Repeat the listing in full. Nothing may be added or left out.

## Records supplied

* * *

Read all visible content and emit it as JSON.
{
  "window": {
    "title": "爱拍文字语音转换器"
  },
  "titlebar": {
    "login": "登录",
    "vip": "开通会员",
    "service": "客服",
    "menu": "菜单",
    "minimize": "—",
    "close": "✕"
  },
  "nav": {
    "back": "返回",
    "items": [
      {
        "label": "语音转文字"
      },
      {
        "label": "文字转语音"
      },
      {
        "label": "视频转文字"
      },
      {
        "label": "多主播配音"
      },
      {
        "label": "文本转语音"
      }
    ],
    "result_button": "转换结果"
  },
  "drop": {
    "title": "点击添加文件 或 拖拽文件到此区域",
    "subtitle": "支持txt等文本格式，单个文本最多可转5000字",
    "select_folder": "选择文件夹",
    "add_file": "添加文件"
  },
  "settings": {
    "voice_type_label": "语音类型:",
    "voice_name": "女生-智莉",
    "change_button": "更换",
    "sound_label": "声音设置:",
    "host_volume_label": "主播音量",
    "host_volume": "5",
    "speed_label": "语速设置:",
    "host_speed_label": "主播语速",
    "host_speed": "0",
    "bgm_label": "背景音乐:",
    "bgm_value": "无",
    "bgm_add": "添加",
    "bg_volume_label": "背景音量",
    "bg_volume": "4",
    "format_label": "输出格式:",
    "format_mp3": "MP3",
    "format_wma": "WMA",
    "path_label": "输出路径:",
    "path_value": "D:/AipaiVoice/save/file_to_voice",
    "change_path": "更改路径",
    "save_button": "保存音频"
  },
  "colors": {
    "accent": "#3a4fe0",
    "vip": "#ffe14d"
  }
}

* * *

## Task solution
Read all visible content and emit it as JSON.
{
  "window": {
    "title": "爱拍文字语音转换器"
  },
  "titlebar": {
    "login": "登录",
    "vip": "开通会员",
    "service": "客服",
    "menu": "菜单",
    "minimize": "—",
    "close": "✕"
  },
  "nav": {
    "back": "返回",
    "items": [
      {
        "label": "语音转文字"
      },
      {
        "label": "文字转语音"
      },
      {
        "label": "视频转文字"
      },
      {
        "label": "多主播配音"
      },
      {
        "label": "文本转语音"
      }
    ],
    "result_button": "转换结果"
  },
  "drop": {
    "title": "点击添加文件 或 拖拽文件到此区域",
    "subtitle": "支持txt等文本格式，单个文本最多可转5000字",
    "select_folder": "选择文件夹",
    "add_file": "添加文件"
  },
  "settings": {
    "voice_type_label": "语音类型:",
    "voice_name": "女生-智莉",
    "change_button": "更换",
    "sound_label": "声音设置:",
    "host_volume_label": "主播音量",
    "host_volume": "5",
    "speed_label": "语速设置:",
    "host_speed_label": "主播语速",
    "host_speed": "0",
    "bgm_label": "背景音乐:",
    "bgm_value": "无",
    "bgm_add": "添加",
    "bg_volume_label": "背景音量",
    "bg_volume": "4",
    "format_label": "输出格式:",
    "format_mp3": "MP3",
    "format_wma": "WMA",
    "path_label": "输出路径:",
    "path_value": "D:/AipaiVoice/save/file_to_voice",
    "change_path": "更改路径",
    "save_button": "保存音频"
  },
  "colors": {
    "accent": "#3a4fe0",
    "vip": "#ffe14d"
  }
}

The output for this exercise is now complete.